* EXERCISE AIM: Scan the lines below for the string "this" and report how many lines contain it, giving only the number.

Extracted records
───

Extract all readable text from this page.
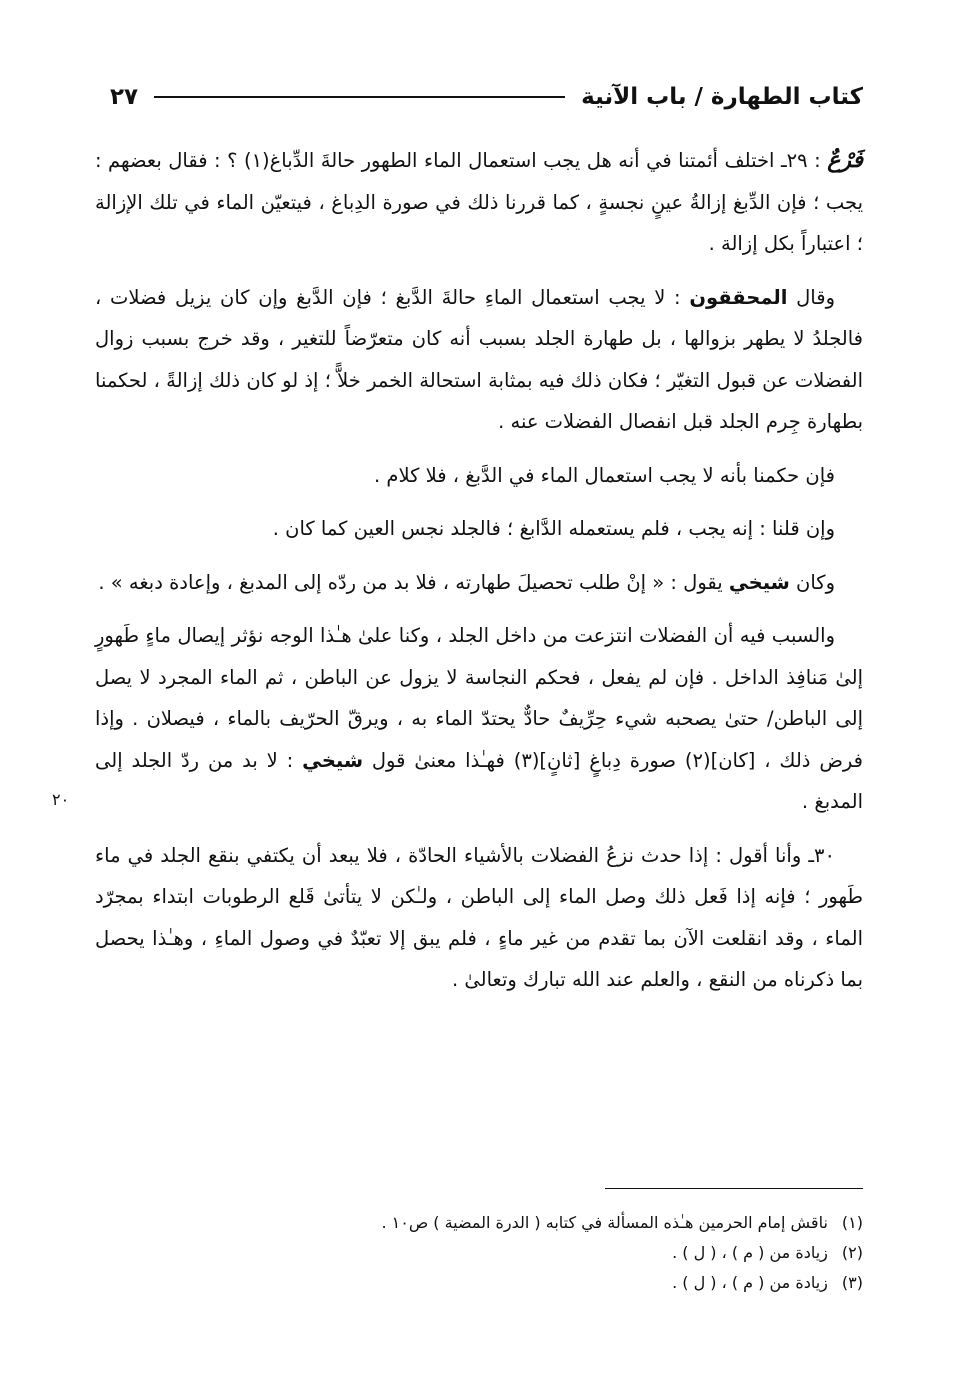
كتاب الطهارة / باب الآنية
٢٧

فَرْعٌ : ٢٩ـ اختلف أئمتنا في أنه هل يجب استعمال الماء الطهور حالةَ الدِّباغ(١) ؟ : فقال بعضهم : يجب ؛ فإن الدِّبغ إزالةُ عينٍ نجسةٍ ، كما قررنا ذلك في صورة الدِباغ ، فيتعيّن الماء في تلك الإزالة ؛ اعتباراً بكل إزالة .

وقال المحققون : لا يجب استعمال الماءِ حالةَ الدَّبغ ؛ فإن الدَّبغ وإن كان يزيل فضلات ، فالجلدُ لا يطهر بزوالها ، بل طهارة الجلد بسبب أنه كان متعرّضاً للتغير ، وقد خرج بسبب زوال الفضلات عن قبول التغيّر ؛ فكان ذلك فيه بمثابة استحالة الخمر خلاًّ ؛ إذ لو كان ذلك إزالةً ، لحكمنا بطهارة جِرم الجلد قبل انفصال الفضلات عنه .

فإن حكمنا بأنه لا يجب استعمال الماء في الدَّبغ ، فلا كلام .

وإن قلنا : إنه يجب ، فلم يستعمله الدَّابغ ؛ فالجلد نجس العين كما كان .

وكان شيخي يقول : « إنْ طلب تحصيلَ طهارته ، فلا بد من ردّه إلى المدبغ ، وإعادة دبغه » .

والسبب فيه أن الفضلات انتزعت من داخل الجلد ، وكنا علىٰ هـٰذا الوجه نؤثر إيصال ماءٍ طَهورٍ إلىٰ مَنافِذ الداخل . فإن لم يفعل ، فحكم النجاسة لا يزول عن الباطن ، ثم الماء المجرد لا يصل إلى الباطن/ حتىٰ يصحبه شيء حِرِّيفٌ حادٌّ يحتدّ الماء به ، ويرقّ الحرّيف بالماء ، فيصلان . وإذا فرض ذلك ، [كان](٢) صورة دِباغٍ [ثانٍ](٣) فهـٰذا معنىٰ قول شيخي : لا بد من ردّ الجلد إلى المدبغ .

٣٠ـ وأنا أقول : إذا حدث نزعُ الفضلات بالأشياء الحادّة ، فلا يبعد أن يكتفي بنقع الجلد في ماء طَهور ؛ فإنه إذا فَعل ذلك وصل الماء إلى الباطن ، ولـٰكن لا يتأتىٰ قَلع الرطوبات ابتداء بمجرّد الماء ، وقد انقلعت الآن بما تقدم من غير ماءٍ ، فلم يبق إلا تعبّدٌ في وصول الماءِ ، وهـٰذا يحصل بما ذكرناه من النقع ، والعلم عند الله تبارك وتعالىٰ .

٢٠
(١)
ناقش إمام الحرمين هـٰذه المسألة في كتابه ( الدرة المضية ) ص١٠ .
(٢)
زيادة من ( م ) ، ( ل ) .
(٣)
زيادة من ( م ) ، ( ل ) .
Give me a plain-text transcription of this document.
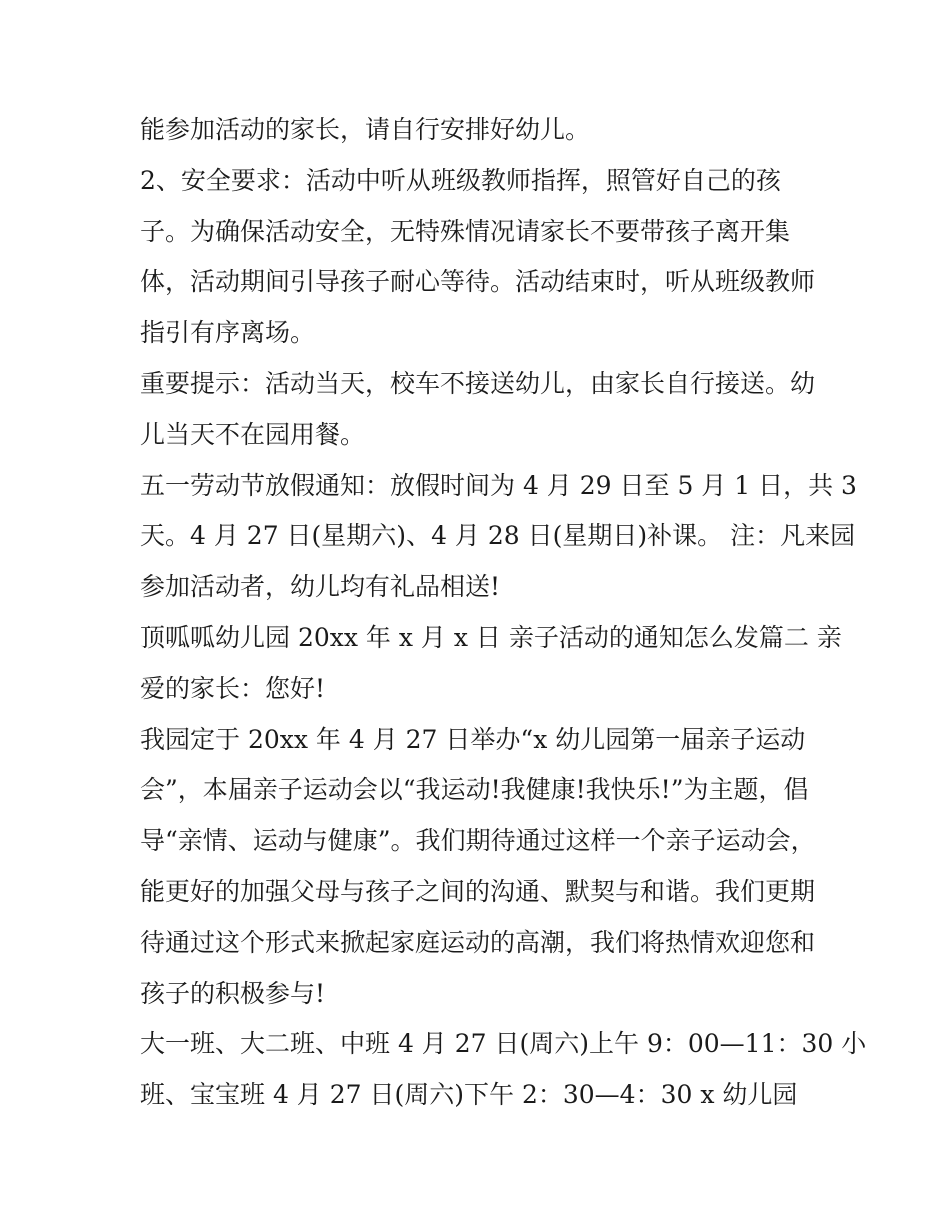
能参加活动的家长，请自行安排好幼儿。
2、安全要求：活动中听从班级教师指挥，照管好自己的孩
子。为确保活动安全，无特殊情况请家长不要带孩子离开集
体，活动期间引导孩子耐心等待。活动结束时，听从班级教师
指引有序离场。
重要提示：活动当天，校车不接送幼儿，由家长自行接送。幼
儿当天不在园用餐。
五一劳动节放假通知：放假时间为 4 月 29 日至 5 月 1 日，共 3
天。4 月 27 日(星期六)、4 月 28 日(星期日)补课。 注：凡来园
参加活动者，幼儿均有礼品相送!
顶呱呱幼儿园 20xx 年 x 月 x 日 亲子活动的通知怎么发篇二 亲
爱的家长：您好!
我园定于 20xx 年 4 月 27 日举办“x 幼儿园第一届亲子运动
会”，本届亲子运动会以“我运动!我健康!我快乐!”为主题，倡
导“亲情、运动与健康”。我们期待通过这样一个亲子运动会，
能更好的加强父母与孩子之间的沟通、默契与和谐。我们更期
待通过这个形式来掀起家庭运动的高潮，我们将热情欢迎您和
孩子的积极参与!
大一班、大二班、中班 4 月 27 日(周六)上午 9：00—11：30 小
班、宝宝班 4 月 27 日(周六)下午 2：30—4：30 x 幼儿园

───

* WRITTEN ANSWER: 2